>> begin MATERIAL FOR THIS TASK

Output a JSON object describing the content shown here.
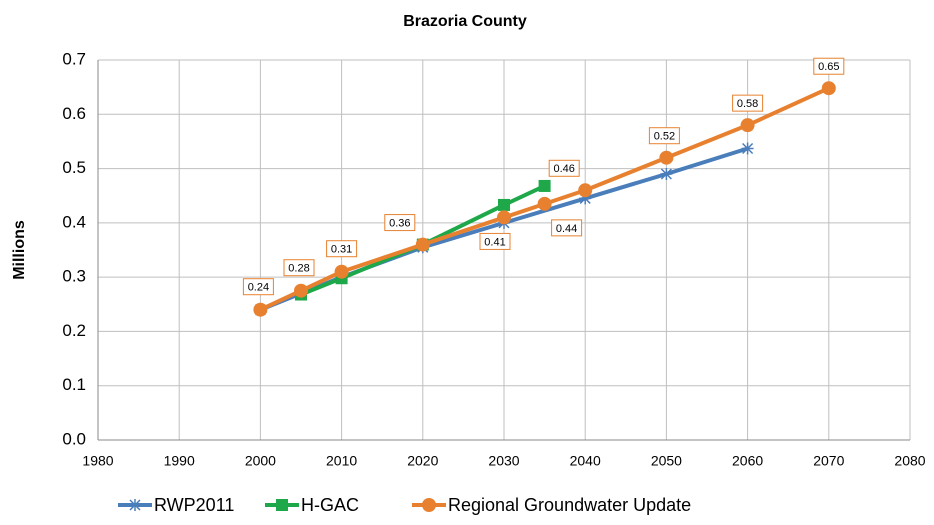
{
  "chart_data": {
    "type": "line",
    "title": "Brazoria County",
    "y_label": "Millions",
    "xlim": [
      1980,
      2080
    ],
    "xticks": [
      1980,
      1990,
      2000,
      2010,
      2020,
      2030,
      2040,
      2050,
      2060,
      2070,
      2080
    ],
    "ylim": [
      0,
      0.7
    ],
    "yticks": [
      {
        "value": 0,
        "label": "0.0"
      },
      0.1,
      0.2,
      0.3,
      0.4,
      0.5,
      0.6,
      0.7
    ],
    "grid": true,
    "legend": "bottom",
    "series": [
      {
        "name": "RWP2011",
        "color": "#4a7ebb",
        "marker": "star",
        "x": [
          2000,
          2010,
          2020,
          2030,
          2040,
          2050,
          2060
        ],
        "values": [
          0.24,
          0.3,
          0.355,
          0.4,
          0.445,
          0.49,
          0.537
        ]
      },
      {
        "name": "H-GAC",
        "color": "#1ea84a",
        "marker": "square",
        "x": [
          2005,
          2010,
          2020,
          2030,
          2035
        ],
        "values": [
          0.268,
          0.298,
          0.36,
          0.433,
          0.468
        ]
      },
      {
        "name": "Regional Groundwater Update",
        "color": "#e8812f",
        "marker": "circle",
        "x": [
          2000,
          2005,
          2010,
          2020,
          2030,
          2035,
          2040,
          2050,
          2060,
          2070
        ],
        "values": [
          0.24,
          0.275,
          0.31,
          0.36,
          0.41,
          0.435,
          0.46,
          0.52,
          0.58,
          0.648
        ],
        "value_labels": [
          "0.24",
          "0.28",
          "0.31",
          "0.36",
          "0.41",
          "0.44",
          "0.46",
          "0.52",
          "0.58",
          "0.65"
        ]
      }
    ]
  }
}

>> end MATERIAL FOR THIS TASK

● WORK REQUIRED
Locate each line with the word "name" and copy it.

● SOLUTION TO THIS TASK
        "name": "RWP2011",
        "name": "H-GAC",
        "name": "Regional Groundwater Update",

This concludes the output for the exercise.